Given instruction:
Identify all lines below that hold "JSON" and collect them.
--
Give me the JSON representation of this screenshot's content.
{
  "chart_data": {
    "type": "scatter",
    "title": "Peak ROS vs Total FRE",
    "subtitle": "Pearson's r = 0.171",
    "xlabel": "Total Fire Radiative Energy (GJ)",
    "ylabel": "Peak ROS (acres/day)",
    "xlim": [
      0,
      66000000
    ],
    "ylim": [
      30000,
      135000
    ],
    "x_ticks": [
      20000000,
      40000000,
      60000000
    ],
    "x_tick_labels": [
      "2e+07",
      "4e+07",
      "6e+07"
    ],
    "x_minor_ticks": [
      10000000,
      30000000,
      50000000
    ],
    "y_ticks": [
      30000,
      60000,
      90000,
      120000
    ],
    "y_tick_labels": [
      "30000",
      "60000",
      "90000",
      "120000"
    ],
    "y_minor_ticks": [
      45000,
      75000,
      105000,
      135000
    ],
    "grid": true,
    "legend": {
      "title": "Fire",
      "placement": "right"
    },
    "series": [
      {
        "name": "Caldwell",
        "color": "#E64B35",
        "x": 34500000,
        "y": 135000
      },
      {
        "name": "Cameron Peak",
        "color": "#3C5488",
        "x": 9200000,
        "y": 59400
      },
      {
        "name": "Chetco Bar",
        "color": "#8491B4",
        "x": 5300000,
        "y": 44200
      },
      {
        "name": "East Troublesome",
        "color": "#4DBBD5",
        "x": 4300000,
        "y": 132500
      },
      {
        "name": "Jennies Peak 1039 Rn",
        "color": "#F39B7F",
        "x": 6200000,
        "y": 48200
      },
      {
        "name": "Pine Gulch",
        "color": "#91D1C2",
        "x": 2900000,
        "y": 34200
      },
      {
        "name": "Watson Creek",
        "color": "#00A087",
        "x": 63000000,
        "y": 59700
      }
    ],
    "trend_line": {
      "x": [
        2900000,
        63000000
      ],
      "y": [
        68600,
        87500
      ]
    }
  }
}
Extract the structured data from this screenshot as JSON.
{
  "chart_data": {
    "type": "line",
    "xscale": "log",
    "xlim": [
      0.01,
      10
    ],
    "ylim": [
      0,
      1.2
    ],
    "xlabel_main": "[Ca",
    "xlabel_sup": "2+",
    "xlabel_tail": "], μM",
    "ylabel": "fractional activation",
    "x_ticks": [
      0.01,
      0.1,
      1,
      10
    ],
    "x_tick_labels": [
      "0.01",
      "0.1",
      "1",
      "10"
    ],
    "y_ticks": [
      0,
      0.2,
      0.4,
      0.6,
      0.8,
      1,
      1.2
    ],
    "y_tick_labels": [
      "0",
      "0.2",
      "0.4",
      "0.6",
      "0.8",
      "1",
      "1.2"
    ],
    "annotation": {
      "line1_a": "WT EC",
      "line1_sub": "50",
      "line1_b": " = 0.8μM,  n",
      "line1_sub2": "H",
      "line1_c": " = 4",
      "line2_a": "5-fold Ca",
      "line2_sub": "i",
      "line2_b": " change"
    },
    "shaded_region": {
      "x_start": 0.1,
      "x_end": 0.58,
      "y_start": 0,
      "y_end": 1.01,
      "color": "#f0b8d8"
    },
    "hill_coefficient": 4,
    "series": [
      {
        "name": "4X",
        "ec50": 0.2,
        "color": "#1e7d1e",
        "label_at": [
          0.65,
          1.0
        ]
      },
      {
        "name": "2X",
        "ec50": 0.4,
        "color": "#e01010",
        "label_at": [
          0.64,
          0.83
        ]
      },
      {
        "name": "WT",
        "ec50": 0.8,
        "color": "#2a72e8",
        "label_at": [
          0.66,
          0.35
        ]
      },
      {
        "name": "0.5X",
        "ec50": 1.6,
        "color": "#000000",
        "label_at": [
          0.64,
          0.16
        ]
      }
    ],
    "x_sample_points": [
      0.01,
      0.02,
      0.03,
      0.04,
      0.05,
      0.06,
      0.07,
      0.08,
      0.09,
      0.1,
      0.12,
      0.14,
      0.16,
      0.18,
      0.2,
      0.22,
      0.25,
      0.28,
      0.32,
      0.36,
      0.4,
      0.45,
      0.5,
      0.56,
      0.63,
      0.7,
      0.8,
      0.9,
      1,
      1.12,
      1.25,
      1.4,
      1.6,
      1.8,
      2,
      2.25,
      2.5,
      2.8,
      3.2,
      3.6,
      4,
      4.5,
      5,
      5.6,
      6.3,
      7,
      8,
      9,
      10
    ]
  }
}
--
Expected answer:
Give me the JSON representation of this screenshot's content.
Extract the structured data from this screenshot as JSON.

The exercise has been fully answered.